Data records:
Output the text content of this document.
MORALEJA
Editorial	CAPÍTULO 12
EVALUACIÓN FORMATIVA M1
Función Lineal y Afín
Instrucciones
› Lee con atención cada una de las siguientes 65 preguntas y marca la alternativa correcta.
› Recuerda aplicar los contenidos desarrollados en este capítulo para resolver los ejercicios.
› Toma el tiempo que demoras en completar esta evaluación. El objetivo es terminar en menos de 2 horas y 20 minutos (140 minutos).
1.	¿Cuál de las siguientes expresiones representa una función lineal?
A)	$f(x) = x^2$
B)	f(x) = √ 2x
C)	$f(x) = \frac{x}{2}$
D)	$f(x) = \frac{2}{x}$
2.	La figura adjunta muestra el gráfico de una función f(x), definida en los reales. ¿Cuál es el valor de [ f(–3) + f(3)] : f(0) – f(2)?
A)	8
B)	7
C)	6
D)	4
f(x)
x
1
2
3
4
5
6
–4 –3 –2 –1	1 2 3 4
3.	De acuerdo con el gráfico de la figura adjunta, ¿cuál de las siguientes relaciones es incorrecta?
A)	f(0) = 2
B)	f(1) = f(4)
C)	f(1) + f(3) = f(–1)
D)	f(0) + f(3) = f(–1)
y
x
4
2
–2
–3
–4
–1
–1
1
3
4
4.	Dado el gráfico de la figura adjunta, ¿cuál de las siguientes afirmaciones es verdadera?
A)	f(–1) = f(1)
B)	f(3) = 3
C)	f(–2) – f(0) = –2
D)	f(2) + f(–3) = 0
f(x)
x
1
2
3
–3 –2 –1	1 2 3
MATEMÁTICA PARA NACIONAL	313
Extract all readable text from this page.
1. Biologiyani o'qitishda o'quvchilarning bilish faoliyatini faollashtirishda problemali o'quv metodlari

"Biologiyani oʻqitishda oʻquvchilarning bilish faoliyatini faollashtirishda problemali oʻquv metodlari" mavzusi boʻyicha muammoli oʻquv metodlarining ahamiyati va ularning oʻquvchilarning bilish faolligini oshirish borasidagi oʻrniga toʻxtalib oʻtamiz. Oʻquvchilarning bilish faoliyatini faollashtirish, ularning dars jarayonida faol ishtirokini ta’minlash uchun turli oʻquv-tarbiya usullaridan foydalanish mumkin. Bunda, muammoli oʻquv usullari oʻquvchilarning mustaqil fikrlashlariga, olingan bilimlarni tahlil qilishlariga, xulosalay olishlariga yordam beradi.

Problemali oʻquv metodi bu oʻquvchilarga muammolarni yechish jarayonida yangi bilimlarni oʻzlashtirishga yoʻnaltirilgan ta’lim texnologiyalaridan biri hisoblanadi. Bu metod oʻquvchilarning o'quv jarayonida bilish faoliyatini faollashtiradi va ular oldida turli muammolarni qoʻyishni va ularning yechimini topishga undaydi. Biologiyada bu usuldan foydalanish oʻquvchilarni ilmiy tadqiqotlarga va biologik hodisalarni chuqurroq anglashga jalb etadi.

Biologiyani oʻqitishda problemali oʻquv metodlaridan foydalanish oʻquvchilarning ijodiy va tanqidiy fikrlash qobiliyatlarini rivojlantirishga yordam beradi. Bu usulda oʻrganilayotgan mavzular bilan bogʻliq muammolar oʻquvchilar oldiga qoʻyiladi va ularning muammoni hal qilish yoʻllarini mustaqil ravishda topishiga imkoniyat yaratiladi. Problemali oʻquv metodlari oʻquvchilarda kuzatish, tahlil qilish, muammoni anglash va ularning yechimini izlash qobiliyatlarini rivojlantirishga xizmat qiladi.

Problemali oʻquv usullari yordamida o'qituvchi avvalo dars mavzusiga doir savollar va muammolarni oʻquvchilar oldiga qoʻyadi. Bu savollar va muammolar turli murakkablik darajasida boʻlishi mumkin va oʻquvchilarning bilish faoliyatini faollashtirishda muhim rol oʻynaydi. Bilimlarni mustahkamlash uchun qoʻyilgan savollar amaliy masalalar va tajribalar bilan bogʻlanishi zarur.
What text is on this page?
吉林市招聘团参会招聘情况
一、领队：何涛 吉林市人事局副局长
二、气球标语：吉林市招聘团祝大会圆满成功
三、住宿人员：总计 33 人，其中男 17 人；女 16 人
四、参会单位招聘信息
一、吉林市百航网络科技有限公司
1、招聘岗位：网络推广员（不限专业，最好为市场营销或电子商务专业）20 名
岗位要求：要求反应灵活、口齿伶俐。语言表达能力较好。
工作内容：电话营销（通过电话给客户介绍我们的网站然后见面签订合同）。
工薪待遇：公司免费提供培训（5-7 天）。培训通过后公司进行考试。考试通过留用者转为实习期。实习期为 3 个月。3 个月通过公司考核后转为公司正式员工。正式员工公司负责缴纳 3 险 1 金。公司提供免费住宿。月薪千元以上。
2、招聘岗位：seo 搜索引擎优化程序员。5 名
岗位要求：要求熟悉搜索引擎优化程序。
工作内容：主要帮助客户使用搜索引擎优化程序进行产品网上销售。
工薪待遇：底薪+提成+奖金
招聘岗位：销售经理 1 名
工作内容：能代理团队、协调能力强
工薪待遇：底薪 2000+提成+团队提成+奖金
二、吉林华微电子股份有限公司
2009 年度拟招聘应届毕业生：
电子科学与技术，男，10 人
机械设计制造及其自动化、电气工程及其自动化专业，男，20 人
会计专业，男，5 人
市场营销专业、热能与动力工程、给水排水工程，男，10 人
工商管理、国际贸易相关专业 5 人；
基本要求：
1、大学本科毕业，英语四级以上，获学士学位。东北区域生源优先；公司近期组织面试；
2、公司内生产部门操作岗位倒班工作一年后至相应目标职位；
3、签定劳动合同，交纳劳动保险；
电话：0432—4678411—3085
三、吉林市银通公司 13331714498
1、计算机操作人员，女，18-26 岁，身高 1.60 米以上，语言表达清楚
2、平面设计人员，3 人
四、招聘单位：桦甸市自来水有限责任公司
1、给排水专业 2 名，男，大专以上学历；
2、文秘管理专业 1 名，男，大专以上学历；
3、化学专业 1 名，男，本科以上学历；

> [PROBLEM STATEMENT] Please repeat the listing exactly, with nothing left out.

> [OUTPUT FOR THIS EXERCISE]
Output the text content of this document.
MORALEJA
Editorial	CAPÍTULO 12
EVALUACIÓN FORMATIVA M1
Función Lineal y Afín
Instrucciones
› Lee con atención cada una de las siguientes 65 preguntas y marca la alternativa correcta.
› Recuerda aplicar los contenidos desarrollados en este capítulo para resolver los ejercicios.
› Toma el tiempo que demoras en completar esta evaluación. El objetivo es terminar en menos de 2 horas y 20 minutos (140 minutos).
1.	¿Cuál de las siguientes expresiones representa una función lineal?
A)	$f(x) = x^2$
B)	f(x) = √ 2x
C)	$f(x) = \frac{x}{2}$
D)	$f(x) = \frac{2}{x}$
2.	La figura adjunta muestra el gráfico de una función f(x), definida en los reales. ¿Cuál es el valor de [ f(–3) + f(3)] : f(0) – f(2)?
A)	8
B)	7
C)	6
D)	4
f(x)
x
1
2
3
4
5
6
–4 –3 –2 –1	1 2 3 4
3.	De acuerdo con el gráfico de la figura adjunta, ¿cuál de las siguientes relaciones es incorrecta?
A)	f(0) = 2
B)	f(1) = f(4)
C)	f(1) + f(3) = f(–1)
D)	f(0) + f(3) = f(–1)
y
x
4
2
–2
–3
–4
–1
–1
1
3
4
4.	Dado el gráfico de la figura adjunta, ¿cuál de las siguientes afirmaciones es verdadera?
A)	f(–1) = f(1)
B)	f(3) = 3
C)	f(–2) – f(0) = –2
D)	f(2) + f(–3) = 0
f(x)
x
1
2
3
–3 –2 –1	1 2 3
MATEMÁTICA PARA NACIONAL	313
Extract all readable text from this page.
1. Biologiyani o'qitishda o'quvchilarning bilish faoliyatini faollashtirishda problemali o'quv metodlari

"Biologiyani oʻqitishda oʻquvchilarning bilish faoliyatini faollashtirishda problemali oʻquv metodlari" mavzusi boʻyicha muammoli oʻquv metodlarining ahamiyati va ularning oʻquvchilarning bilish faolligini oshirish borasidagi oʻrniga toʻxtalib oʻtamiz. Oʻquvchilarning bilish faoliyatini faollashtirish, ularning dars jarayonida faol ishtirokini ta’minlash uchun turli oʻquv-tarbiya usullaridan foydalanish mumkin. Bunda, muammoli oʻquv usullari oʻquvchilarning mustaqil fikrlashlariga, olingan bilimlarni tahlil qilishlariga, xulosalay olishlariga yordam beradi.

Problemali oʻquv metodi bu oʻquvchilarga muammolarni yechish jarayonida yangi bilimlarni oʻzlashtirishga yoʻnaltirilgan ta’lim texnologiyalaridan biri hisoblanadi. Bu metod oʻquvchilarning o'quv jarayonida bilish faoliyatini faollashtiradi va ular oldida turli muammolarni qoʻyishni va ularning yechimini topishga undaydi. Biologiyada bu usuldan foydalanish oʻquvchilarni ilmiy tadqiqotlarga va biologik hodisalarni chuqurroq anglashga jalb etadi.

Biologiyani oʻqitishda problemali oʻquv metodlaridan foydalanish oʻquvchilarning ijodiy va tanqidiy fikrlash qobiliyatlarini rivojlantirishga yordam beradi. Bu usulda oʻrganilayotgan mavzular bilan bogʻliq muammolar oʻquvchilar oldiga qoʻyiladi va ularning muammoni hal qilish yoʻllarini mustaqil ravishda topishiga imkoniyat yaratiladi. Problemali oʻquv metodlari oʻquvchilarda kuzatish, tahlil qilish, muammoni anglash va ularning yechimini izlash qobiliyatlarini rivojlantirishga xizmat qiladi.

Problemali oʻquv usullari yordamida o'qituvchi avvalo dars mavzusiga doir savollar va muammolarni oʻquvchilar oldiga qoʻyadi. Bu savollar va muammolar turli murakkablik darajasida boʻlishi mumkin va oʻquvchilarning bilish faoliyatini faollashtirishda muhim rol oʻynaydi. Bilimlarni mustahkamlash uchun qoʻyilgan savollar amaliy masalalar va tajribalar bilan bogʻlanishi zarur.
What text is on this page?
吉林市招聘团参会招聘情况
一、领队：何涛 吉林市人事局副局长
二、气球标语：吉林市招聘团祝大会圆满成功
三、住宿人员：总计 33 人，其中男 17 人；女 16 人
四、参会单位招聘信息
一、吉林市百航网络科技有限公司
1、招聘岗位：网络推广员（不限专业，最好为市场营销或电子商务专业）20 名
岗位要求：要求反应灵活、口齿伶俐。语言表达能力较好。
工作内容：电话营销（通过电话给客户介绍我们的网站然后见面签订合同）。
工薪待遇：公司免费提供培训（5-7 天）。培训通过后公司进行考试。考试通过留用者转为实习期。实习期为 3 个月。3 个月通过公司考核后转为公司正式员工。正式员工公司负责缴纳 3 险 1 金。公司提供免费住宿。月薪千元以上。
2、招聘岗位：seo 搜索引擎优化程序员。5 名
岗位要求：要求熟悉搜索引擎优化程序。
工作内容：主要帮助客户使用搜索引擎优化程序进行产品网上销售。
工薪待遇：底薪+提成+奖金
招聘岗位：销售经理 1 名
工作内容：能代理团队、协调能力强
工薪待遇：底薪 2000+提成+团队提成+奖金
二、吉林华微电子股份有限公司
2009 年度拟招聘应届毕业生：
电子科学与技术，男，10 人
机械设计制造及其自动化、电气工程及其自动化专业，男，20 人
会计专业，男，5 人
市场营销专业、热能与动力工程、给水排水工程，男，10 人
工商管理、国际贸易相关专业 5 人；
基本要求：
1、大学本科毕业，英语四级以上，获学士学位。东北区域生源优先；公司近期组织面试；
2、公司内生产部门操作岗位倒班工作一年后至相应目标职位；
3、签定劳动合同，交纳劳动保险；
电话：0432—4678411—3085
三、吉林市银通公司 13331714498
1、计算机操作人员，女，18-26 岁，身高 1.60 米以上，语言表达清楚
2、平面设计人员，3 人
四、招聘单位：桦甸市自来水有限责任公司
1、给排水专业 2 名，男，大专以上学历；
2、文秘管理专业 1 名，男，大专以上学历；
3、化学专业 1 名，男，本科以上学历；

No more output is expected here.